Dataset records
···

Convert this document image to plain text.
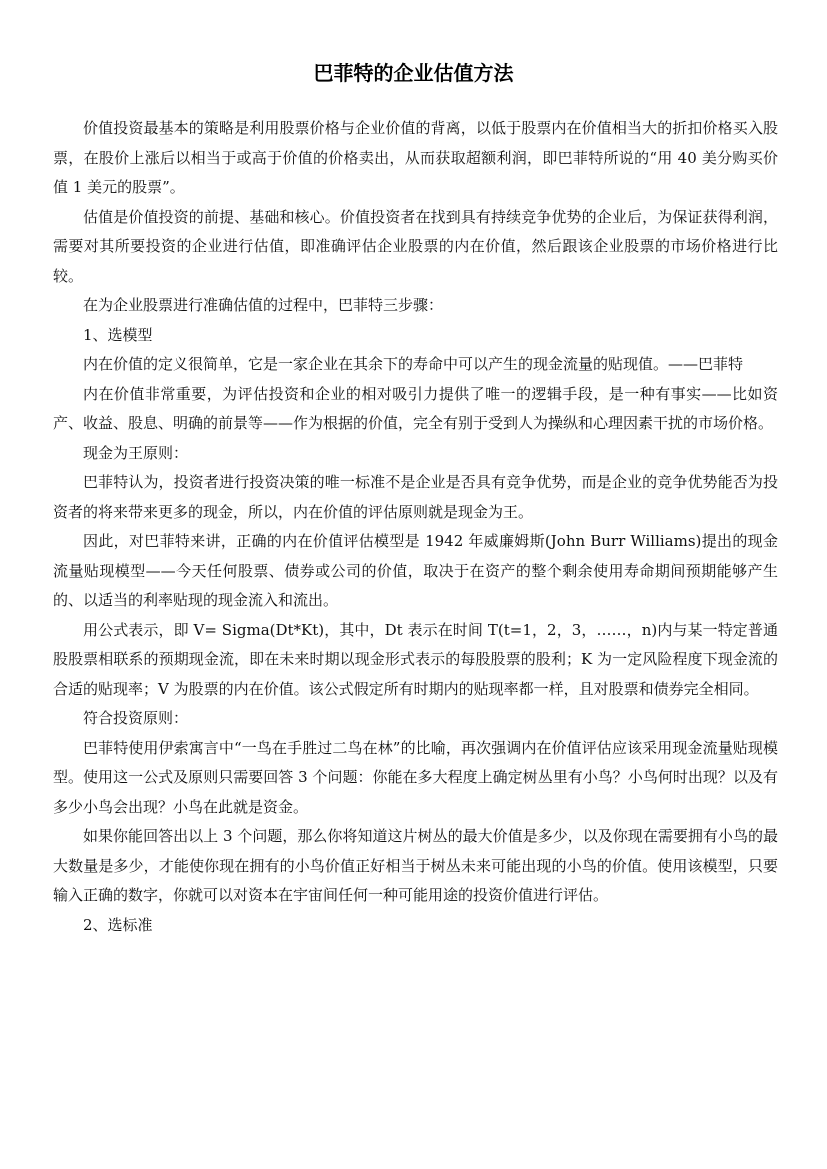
巴菲特的企业估值方法

价值投资最基本的策略是利用股票价格与企业价值的背离，以低于股票内在价值相当大的折扣价格买入股票，在股价上涨后以相当于或高于价值的价格卖出，从而获取超额利润，即巴菲特所说的“用 40 美分购买价值 1 美元的股票”。

估值是价值投资的前提、基础和核心。价值投资者在找到具有持续竞争优势的企业后，为保证获得利润，需要对其所要投资的企业进行估值，即准确评估企业股票的内在价值，然后跟该企业股票的市场价格进行比较。

在为企业股票进行准确估值的过程中，巴菲特三步骤：

1、选模型

内在价值的定义很简单，它是一家企业在其余下的寿命中可以产生的现金流量的贴现值。——巴菲特

内在价值非常重要，为评估投资和企业的相对吸引力提供了唯一的逻辑手段，是一种有事实——比如资产、收益、股息、明确的前景等——作为根据的价值，完全有别于受到人为操纵和心理因素干扰的市场价格。

现金为王原则：

巴菲特认为，投资者进行投资决策的唯一标准不是企业是否具有竞争优势，而是企业的竞争优势能否为投资者的将来带来更多的现金，所以，内在价值的评估原则就是现金为王。

因此，对巴菲特来讲，正确的内在价值评估模型是 1942 年威廉姆斯(John Burr Williams)提出的现金流量贴现模型——今天任何股票、债券或公司的价值，取决于在资产的整个剩余使用寿命期间预期能够产生的、以适当的利率贴现的现金流入和流出。

用公式表示，即 V= Sigma(Dt*Kt)，其中，Dt 表示在时间 T(t=1，2，3，……，n)内与某一特定普通股股票相联系的预期现金流，即在未来时期以现金形式表示的每股股票的股利；K 为一定风险程度下现金流的合适的贴现率；V 为股票的内在价值。该公式假定所有时期内的贴现率都一样，且对股票和债券完全相同。

符合投资原则：

巴菲特使用伊索寓言中“一鸟在手胜过二鸟在林”的比喻，再次强调内在价值评估应该采用现金流量贴现模型。使用这一公式及原则只需要回答 3 个问题：你能在多大程度上确定树丛里有小鸟？小鸟何时出现？以及有多少小鸟会出现？小鸟在此就是资金。

如果你能回答出以上 3 个问题，那么你将知道这片树丛的最大价值是多少，以及你现在需要拥有小鸟的最大数量是多少，才能使你现在拥有的小鸟价值正好相当于树丛未来可能出现的小鸟的价值。使用该模型，只要输入正确的数字，你就可以对资本在宇宙间任何一种可能用途的投资价值进行评估。

2、选标准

···

All preceding records should be duplicated verbatim, images excepted.

Problem solution
Convert this document image to plain text.
巴菲特的企业估值方法

价值投资最基本的策略是利用股票价格与企业价值的背离，以低于股票内在价值相当大的折扣价格买入股票，在股价上涨后以相当于或高于价值的价格卖出，从而获取超额利润，即巴菲特所说的“用 40 美分购买价值 1 美元的股票”。

估值是价值投资的前提、基础和核心。价值投资者在找到具有持续竞争优势的企业后，为保证获得利润，需要对其所要投资的企业进行估值，即准确评估企业股票的内在价值，然后跟该企业股票的市场价格进行比较。

在为企业股票进行准确估值的过程中，巴菲特三步骤：

1、选模型

内在价值的定义很简单，它是一家企业在其余下的寿命中可以产生的现金流量的贴现值。——巴菲特

内在价值非常重要，为评估投资和企业的相对吸引力提供了唯一的逻辑手段，是一种有事实——比如资产、收益、股息、明确的前景等——作为根据的价值，完全有别于受到人为操纵和心理因素干扰的市场价格。

现金为王原则：

巴菲特认为，投资者进行投资决策的唯一标准不是企业是否具有竞争优势，而是企业的竞争优势能否为投资者的将来带来更多的现金，所以，内在价值的评估原则就是现金为王。

因此，对巴菲特来讲，正确的内在价值评估模型是 1942 年威廉姆斯(John Burr Williams)提出的现金流量贴现模型——今天任何股票、债券或公司的价值，取决于在资产的整个剩余使用寿命期间预期能够产生的、以适当的利率贴现的现金流入和流出。

用公式表示，即 V= Sigma(Dt*Kt)，其中，Dt 表示在时间 T(t=1，2，3，……，n)内与某一特定普通股股票相联系的预期现金流，即在未来时期以现金形式表示的每股股票的股利；K 为一定风险程度下现金流的合适的贴现率；V 为股票的内在价值。该公式假定所有时期内的贴现率都一样，且对股票和债券完全相同。

符合投资原则：

巴菲特使用伊索寓言中“一鸟在手胜过二鸟在林”的比喻，再次强调内在价值评估应该采用现金流量贴现模型。使用这一公式及原则只需要回答 3 个问题：你能在多大程度上确定树丛里有小鸟？小鸟何时出现？以及有多少小鸟会出现？小鸟在此就是资金。

如果你能回答出以上 3 个问题，那么你将知道这片树丛的最大价值是多少，以及你现在需要拥有小鸟的最大数量是多少，才能使你现在拥有的小鸟价值正好相当于树丛未来可能出现的小鸟的价值。使用该模型，只要输入正确的数字，你就可以对资本在宇宙间任何一种可能用途的投资价值进行评估。

2、选标准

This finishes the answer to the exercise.